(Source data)
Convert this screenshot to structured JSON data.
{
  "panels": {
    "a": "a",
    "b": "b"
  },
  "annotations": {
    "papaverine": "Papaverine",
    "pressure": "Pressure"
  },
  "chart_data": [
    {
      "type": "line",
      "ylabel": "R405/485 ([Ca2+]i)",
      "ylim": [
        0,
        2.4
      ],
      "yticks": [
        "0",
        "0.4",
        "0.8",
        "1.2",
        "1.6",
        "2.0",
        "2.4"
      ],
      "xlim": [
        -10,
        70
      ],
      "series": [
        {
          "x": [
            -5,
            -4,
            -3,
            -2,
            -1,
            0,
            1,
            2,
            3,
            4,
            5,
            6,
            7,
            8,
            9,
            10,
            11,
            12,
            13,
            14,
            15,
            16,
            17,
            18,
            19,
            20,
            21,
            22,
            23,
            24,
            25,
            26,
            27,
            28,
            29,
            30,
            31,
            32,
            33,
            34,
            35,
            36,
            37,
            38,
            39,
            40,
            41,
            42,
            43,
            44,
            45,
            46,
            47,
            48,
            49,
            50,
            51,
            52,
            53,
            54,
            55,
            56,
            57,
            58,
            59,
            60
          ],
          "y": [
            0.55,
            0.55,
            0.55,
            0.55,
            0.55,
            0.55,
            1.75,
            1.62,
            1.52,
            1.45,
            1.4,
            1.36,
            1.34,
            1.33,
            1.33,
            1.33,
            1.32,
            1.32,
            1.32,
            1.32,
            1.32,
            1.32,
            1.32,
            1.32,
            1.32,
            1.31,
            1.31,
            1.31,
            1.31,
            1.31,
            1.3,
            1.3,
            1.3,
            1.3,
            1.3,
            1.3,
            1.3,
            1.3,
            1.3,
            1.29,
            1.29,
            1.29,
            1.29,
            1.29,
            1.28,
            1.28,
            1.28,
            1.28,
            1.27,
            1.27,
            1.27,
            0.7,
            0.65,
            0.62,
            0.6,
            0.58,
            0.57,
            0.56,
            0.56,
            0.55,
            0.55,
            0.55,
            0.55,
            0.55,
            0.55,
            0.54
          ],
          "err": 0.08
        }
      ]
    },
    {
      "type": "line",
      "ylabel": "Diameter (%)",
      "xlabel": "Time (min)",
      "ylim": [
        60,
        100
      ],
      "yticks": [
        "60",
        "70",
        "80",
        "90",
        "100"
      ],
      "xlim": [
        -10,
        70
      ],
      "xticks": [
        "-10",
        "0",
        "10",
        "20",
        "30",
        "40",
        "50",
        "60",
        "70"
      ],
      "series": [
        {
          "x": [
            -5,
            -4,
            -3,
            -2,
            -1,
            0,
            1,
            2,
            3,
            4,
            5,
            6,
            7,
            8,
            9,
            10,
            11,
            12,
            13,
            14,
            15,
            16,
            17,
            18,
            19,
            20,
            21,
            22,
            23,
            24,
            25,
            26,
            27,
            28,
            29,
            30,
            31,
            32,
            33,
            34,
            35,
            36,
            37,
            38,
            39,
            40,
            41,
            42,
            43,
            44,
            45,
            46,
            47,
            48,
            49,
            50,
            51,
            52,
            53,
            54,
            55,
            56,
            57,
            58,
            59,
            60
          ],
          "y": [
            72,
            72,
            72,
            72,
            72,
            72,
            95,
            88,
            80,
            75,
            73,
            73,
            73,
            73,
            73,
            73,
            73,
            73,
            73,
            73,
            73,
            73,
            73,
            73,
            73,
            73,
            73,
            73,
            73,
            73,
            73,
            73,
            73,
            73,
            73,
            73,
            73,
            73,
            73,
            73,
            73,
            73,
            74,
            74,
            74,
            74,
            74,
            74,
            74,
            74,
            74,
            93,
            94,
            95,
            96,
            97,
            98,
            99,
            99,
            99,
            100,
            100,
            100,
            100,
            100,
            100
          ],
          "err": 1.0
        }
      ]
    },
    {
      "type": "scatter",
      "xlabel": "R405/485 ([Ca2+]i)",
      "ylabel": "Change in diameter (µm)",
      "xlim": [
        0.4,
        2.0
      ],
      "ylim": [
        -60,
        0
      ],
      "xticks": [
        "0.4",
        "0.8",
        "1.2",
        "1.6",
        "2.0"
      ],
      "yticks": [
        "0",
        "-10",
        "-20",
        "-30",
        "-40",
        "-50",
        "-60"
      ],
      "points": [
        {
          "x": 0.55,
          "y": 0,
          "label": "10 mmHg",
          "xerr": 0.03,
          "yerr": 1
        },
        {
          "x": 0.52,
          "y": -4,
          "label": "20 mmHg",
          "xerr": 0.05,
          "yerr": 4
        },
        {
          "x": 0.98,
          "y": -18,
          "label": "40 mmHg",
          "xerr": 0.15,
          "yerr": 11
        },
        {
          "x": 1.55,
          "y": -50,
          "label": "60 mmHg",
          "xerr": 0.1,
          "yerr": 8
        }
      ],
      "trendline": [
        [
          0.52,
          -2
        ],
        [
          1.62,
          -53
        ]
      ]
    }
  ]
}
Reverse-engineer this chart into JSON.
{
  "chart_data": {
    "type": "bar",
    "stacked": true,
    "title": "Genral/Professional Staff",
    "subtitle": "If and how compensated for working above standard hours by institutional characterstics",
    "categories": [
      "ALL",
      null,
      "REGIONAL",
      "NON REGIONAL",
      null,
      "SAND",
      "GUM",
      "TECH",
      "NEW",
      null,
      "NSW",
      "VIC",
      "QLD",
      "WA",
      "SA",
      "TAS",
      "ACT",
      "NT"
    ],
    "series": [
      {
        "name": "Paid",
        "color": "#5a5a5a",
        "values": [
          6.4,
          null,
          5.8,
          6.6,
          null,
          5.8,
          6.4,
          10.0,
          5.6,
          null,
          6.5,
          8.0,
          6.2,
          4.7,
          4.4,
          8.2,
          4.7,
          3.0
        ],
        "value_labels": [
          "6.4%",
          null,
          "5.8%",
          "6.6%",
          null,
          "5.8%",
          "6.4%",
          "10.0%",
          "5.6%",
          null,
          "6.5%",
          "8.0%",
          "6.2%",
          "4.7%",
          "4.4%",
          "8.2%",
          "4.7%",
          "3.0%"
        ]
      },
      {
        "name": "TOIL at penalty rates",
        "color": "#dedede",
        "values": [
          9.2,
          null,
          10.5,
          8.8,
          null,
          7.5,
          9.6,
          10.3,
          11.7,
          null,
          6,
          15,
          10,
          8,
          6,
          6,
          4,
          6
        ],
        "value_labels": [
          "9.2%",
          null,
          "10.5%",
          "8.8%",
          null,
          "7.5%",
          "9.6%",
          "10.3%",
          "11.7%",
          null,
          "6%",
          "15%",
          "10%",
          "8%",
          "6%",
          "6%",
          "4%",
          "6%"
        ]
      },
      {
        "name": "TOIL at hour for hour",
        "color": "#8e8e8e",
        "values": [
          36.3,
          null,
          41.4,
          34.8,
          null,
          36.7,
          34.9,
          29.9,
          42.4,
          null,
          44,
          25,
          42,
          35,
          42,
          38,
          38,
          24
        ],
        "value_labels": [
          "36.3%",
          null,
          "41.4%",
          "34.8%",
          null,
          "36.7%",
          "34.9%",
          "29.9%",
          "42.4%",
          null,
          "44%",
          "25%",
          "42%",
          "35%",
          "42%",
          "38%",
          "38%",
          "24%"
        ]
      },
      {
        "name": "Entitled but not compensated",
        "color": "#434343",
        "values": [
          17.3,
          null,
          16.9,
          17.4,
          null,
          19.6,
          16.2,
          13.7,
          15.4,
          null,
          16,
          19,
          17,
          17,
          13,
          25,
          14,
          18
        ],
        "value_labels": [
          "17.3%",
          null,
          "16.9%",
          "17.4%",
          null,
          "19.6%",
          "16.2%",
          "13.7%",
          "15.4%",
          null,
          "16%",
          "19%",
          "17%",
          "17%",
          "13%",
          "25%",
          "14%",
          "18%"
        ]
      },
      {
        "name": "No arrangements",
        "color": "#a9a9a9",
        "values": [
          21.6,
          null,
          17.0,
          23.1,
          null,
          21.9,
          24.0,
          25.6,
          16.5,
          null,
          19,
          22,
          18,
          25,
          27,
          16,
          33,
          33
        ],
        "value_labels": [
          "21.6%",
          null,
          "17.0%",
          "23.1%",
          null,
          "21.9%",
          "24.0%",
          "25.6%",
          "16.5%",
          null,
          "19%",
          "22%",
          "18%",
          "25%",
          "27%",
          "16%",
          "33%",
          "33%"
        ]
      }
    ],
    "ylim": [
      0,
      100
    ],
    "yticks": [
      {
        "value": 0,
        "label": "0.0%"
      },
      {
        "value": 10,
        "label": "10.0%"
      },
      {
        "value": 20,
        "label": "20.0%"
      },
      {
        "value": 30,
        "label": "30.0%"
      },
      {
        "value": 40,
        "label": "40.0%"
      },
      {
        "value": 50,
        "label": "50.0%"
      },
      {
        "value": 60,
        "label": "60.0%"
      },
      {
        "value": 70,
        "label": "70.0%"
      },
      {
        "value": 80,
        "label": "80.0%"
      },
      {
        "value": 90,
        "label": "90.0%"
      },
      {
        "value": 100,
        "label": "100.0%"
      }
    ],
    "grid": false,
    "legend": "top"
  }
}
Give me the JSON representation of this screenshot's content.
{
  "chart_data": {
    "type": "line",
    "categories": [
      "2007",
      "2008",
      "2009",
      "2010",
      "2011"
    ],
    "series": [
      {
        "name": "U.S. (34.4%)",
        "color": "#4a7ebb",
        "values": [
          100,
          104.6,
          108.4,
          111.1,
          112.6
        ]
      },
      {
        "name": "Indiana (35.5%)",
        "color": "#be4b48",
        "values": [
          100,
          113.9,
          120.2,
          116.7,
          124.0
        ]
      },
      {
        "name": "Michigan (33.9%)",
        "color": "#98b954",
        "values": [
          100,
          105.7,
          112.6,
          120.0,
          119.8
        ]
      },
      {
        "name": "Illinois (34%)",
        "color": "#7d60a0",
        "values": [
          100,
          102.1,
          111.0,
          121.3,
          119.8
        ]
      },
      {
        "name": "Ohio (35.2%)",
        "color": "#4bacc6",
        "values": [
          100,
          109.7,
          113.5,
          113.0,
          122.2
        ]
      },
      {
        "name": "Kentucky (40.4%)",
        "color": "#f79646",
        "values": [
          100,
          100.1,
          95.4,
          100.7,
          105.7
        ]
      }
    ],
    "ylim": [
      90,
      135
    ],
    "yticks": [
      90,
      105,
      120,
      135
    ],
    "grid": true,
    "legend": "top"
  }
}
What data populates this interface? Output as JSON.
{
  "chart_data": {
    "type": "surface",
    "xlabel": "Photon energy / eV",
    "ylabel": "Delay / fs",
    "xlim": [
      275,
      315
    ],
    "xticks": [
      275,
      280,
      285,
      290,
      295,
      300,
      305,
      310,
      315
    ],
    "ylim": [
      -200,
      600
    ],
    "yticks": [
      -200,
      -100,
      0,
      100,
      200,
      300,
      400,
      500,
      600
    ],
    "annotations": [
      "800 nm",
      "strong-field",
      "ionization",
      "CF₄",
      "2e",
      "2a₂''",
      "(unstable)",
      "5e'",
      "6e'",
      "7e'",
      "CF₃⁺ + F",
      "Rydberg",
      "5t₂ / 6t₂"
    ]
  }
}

THE PROBLEM: Pull out every line of the records above that contains the word "compensated".

EXERCISE OUTPUT:
    "subtitle": "If and how compensated for working above standard hours by institutional characterstics",
        "name": "Entitled but not compensated",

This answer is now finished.